_WHAT NEEDS TO BE DONE_
Every entry must be echoed exactly.

++++ DATA SUPPLIED ++++

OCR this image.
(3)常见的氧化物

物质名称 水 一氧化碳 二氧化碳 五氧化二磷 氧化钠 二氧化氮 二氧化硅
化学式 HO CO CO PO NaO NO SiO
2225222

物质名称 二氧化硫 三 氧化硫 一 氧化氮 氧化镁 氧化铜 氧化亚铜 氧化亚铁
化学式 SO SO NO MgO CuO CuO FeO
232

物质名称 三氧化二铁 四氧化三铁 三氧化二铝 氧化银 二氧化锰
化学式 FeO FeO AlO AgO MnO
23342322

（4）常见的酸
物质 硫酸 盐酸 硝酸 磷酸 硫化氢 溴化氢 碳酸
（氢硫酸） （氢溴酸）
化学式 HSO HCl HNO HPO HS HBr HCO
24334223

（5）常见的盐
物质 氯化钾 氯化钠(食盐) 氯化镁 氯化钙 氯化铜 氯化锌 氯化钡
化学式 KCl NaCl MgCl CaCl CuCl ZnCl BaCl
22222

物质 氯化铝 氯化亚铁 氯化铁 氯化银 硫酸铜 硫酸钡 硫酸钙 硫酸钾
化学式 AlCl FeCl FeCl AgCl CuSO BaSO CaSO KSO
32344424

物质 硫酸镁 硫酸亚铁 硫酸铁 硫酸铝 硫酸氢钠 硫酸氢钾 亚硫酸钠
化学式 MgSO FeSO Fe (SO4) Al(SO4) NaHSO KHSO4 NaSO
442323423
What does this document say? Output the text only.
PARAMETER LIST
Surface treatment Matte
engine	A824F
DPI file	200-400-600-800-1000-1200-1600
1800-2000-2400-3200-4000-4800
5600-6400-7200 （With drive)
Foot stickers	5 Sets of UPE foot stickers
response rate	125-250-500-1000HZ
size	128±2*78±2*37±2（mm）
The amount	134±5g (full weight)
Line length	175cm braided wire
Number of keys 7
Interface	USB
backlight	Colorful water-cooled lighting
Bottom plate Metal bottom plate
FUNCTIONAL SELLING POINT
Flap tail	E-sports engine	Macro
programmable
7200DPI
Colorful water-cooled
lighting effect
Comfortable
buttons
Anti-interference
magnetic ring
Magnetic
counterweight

++++

_OUTPUT_
OCR this image.
(3)常见的氧化物

物质名称 水 一氧化碳 二氧化碳 五氧化二磷 氧化钠 二氧化氮 二氧化硅
化学式 HO CO CO PO NaO NO SiO
2225222

物质名称 二氧化硫 三 氧化硫 一 氧化氮 氧化镁 氧化铜 氧化亚铜 氧化亚铁
化学式 SO SO NO MgO CuO CuO FeO
232

物质名称 三氧化二铁 四氧化三铁 三氧化二铝 氧化银 二氧化锰
化学式 FeO FeO AlO AgO MnO
23342322

（4）常见的酸
物质 硫酸 盐酸 硝酸 磷酸 硫化氢 溴化氢 碳酸
（氢硫酸） （氢溴酸）
化学式 HSO HCl HNO HPO HS HBr HCO
24334223

（5）常见的盐
物质 氯化钾 氯化钠(食盐) 氯化镁 氯化钙 氯化铜 氯化锌 氯化钡
化学式 KCl NaCl MgCl CaCl CuCl ZnCl BaCl
22222

物质 氯化铝 氯化亚铁 氯化铁 氯化银 硫酸铜 硫酸钡 硫酸钙 硫酸钾
化学式 AlCl FeCl FeCl AgCl CuSO BaSO CaSO KSO
32344424

物质 硫酸镁 硫酸亚铁 硫酸铁 硫酸铝 硫酸氢钠 硫酸氢钾 亚硫酸钠
化学式 MgSO FeSO Fe (SO4) Al(SO4) NaHSO KHSO4 NaSO
442323423
What does this document say? Output the text only.
PARAMETER LIST
Surface treatment Matte
engine	A824F
DPI file	200-400-600-800-1000-1200-1600
1800-2000-2400-3200-4000-4800
5600-6400-7200 （With drive)
Foot stickers	5 Sets of UPE foot stickers
response rate	125-250-500-1000HZ
size	128±2*78±2*37±2（mm）
The amount	134±5g (full weight)
Line length	175cm braided wire
Number of keys 7
Interface	USB
backlight	Colorful water-cooled lighting
Bottom plate Metal bottom plate
FUNCTIONAL SELLING POINT
Flap tail	E-sports engine	Macro
programmable
7200DPI
Colorful water-cooled
lighting effect
Comfortable
buttons
Anti-interference
magnetic ring
Magnetic
counterweight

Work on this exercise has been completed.